» TASK GOAL
Transcribe verbatim the lines from the first one through the line containing "footer-rule-center bbox=[588, 2106, 1233, 2108]", including both of these lines.
---------- DATA FOR THIS EXERCISE ----------
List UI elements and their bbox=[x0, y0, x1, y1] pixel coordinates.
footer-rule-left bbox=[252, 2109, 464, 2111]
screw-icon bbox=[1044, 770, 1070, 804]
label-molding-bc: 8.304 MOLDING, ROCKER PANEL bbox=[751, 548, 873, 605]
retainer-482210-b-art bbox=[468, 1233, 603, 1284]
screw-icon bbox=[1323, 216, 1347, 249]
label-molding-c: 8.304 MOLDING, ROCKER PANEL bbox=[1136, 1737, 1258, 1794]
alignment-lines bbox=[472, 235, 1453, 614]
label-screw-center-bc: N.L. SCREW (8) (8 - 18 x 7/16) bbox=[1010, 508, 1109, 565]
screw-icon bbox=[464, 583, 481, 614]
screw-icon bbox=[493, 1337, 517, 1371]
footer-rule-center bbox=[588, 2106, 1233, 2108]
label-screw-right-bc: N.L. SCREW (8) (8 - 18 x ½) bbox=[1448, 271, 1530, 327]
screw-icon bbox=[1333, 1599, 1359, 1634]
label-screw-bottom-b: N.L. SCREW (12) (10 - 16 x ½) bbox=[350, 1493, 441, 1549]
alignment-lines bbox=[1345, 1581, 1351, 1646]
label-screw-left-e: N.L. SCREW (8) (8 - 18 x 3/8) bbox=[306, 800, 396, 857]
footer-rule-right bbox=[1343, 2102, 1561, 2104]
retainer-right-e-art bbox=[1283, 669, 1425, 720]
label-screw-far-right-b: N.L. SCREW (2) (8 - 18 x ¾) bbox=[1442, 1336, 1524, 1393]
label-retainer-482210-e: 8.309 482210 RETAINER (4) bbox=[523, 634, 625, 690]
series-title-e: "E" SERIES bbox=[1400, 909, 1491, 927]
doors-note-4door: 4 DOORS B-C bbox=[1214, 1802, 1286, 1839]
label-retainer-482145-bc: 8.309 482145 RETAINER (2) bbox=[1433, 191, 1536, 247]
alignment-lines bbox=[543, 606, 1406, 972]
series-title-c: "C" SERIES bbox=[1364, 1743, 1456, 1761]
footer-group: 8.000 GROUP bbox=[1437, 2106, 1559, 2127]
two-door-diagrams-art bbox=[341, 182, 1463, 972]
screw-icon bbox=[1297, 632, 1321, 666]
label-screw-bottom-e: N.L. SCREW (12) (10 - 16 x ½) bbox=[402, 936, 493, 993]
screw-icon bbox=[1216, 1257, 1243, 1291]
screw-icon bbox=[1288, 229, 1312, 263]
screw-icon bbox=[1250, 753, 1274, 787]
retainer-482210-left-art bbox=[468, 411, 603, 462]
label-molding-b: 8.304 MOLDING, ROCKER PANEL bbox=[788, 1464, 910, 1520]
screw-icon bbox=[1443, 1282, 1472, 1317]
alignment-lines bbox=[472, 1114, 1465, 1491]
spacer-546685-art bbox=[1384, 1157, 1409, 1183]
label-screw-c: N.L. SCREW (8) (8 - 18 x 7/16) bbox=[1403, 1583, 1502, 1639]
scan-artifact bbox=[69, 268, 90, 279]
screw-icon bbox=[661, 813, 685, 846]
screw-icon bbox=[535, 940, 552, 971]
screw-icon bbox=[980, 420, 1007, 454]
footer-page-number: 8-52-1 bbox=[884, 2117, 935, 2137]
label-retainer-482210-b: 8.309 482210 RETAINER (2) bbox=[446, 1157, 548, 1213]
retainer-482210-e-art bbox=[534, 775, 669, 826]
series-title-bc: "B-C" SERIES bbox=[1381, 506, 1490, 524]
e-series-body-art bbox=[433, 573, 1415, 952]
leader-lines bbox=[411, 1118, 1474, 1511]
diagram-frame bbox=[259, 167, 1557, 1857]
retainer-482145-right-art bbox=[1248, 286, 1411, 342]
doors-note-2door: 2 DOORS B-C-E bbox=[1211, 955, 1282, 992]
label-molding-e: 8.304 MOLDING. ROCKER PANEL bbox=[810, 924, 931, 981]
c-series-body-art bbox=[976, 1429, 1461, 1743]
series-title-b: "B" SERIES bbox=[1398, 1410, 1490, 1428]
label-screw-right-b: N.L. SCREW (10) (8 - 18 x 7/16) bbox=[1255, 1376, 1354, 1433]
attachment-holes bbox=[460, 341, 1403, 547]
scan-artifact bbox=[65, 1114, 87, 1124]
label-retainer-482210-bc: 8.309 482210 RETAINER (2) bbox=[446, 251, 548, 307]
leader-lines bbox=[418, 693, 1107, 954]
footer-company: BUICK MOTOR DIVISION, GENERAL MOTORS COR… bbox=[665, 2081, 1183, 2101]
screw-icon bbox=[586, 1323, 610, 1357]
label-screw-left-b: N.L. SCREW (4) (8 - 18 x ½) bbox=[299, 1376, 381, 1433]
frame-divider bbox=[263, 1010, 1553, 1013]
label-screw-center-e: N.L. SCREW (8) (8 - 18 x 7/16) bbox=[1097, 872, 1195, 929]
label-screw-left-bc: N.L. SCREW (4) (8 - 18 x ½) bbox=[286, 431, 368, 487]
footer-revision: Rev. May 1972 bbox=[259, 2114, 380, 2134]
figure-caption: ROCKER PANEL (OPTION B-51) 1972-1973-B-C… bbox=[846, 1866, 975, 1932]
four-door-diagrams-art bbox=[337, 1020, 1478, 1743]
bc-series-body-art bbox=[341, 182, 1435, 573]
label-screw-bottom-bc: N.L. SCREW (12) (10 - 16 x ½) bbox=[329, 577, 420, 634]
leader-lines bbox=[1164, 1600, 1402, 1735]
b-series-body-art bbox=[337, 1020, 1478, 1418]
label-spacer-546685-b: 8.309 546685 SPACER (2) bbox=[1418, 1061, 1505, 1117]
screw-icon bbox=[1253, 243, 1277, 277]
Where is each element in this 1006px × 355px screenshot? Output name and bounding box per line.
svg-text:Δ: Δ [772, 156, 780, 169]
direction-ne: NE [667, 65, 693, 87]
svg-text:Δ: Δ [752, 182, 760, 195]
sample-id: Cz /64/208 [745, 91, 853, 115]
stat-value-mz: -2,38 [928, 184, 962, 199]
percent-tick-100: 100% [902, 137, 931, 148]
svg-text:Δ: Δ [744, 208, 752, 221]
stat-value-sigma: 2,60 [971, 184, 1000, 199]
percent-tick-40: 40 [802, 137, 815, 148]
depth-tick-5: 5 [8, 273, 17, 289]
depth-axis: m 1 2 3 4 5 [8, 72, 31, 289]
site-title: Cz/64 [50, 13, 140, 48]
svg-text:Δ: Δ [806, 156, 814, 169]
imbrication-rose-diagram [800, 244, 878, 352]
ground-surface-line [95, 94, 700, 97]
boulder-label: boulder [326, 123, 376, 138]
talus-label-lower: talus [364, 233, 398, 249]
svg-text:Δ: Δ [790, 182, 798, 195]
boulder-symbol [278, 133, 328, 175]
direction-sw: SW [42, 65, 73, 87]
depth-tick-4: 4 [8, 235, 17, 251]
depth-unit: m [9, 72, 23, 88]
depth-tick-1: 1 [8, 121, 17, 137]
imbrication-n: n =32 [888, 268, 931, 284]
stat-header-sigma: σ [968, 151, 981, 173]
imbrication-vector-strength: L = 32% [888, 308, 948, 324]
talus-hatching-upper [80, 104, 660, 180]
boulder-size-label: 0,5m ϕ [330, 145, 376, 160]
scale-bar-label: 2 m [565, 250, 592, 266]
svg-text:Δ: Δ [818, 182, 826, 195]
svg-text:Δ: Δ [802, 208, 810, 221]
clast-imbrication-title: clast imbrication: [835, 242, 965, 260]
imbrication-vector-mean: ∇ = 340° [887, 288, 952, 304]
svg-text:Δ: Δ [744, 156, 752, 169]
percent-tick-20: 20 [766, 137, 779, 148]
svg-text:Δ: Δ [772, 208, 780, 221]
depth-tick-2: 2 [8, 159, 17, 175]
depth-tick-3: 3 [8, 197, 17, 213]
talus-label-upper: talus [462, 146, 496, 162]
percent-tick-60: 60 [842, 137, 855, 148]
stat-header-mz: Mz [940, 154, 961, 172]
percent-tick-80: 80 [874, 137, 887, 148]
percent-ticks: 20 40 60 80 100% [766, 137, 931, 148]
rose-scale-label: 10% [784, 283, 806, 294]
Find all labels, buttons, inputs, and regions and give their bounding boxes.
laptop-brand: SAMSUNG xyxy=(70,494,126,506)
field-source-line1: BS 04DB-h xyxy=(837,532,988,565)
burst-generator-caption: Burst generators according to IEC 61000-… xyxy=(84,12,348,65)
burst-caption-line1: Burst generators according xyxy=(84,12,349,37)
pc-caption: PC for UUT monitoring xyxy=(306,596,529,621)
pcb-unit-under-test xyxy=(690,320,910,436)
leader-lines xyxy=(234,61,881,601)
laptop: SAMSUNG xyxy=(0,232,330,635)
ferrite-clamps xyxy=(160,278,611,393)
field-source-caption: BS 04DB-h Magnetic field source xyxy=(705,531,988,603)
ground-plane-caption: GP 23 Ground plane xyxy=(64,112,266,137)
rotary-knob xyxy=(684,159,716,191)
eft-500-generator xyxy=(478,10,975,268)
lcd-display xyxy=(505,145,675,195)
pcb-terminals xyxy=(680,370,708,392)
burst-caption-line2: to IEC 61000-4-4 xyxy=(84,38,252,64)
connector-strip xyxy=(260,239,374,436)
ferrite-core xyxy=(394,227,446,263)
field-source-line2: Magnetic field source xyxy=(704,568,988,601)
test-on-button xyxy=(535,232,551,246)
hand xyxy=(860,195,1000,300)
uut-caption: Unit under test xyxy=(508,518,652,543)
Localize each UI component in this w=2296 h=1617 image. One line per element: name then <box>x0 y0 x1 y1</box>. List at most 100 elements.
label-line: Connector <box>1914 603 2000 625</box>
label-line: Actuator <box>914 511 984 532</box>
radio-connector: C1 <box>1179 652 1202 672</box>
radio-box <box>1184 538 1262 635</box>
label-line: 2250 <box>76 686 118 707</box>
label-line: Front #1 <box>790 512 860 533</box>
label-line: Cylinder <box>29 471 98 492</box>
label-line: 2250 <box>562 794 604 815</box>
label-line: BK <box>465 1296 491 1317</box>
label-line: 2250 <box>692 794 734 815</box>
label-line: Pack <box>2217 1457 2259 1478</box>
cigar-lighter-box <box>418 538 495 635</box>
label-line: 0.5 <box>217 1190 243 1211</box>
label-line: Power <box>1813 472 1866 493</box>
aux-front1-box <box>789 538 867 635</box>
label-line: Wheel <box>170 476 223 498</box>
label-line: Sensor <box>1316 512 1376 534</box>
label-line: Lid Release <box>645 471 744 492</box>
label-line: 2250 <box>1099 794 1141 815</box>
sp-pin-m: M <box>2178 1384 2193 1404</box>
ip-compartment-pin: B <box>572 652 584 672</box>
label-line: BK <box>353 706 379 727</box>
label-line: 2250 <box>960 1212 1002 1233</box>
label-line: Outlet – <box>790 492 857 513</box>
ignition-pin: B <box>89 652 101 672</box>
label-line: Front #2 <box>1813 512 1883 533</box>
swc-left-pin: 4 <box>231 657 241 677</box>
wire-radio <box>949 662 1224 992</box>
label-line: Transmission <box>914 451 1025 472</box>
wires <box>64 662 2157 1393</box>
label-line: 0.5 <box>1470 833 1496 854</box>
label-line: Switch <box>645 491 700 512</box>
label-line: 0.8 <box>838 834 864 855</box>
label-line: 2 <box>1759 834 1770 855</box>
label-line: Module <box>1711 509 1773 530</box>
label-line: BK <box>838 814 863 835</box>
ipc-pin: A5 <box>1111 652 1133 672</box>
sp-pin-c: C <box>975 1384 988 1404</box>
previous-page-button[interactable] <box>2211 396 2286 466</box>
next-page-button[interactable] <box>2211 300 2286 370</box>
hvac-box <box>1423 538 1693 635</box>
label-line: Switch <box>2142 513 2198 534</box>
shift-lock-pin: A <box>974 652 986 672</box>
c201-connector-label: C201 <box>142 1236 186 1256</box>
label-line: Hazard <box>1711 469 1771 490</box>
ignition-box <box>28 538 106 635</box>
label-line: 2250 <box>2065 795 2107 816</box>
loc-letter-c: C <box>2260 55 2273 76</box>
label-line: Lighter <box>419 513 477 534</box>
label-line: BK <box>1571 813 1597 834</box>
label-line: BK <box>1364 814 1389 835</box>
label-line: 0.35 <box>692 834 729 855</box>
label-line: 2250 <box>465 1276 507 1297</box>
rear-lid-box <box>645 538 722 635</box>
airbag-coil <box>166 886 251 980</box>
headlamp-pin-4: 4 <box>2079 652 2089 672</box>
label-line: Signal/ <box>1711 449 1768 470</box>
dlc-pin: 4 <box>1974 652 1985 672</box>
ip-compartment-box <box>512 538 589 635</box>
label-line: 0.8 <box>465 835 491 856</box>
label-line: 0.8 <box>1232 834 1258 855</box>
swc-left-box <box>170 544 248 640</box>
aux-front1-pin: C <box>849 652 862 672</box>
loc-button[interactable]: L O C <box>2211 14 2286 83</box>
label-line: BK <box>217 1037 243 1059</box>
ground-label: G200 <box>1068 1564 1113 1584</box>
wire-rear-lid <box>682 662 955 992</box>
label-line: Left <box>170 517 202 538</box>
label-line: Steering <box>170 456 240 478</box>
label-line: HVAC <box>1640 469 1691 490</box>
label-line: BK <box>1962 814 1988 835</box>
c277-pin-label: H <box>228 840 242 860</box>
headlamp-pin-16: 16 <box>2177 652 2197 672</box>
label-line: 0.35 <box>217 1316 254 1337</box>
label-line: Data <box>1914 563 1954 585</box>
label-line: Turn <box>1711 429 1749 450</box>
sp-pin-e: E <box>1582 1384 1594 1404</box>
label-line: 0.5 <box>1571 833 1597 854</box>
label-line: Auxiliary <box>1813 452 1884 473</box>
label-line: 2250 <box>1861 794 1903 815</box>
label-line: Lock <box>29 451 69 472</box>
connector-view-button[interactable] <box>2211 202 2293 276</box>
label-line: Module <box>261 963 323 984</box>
----------
» COMPLETED EXERCISE
List UI elements and their bbox=[x0, y0, x1, y1] pixel coordinates.
footer-rule-left bbox=[252, 2109, 464, 2111]
screw-icon bbox=[1044, 770, 1070, 804]
label-molding-bc: 8.304 MOLDING, ROCKER PANEL bbox=[751, 548, 873, 605]
retainer-482210-b-art bbox=[468, 1233, 603, 1284]
screw-icon bbox=[1323, 216, 1347, 249]
label-molding-c: 8.304 MOLDING, ROCKER PANEL bbox=[1136, 1737, 1258, 1794]
alignment-lines bbox=[472, 235, 1453, 614]
label-screw-center-bc: N.L. SCREW (8) (8 - 18 x 7/16) bbox=[1010, 508, 1109, 565]
screw-icon bbox=[464, 583, 481, 614]
screw-icon bbox=[493, 1337, 517, 1371]
footer-rule-center bbox=[588, 2106, 1233, 2108]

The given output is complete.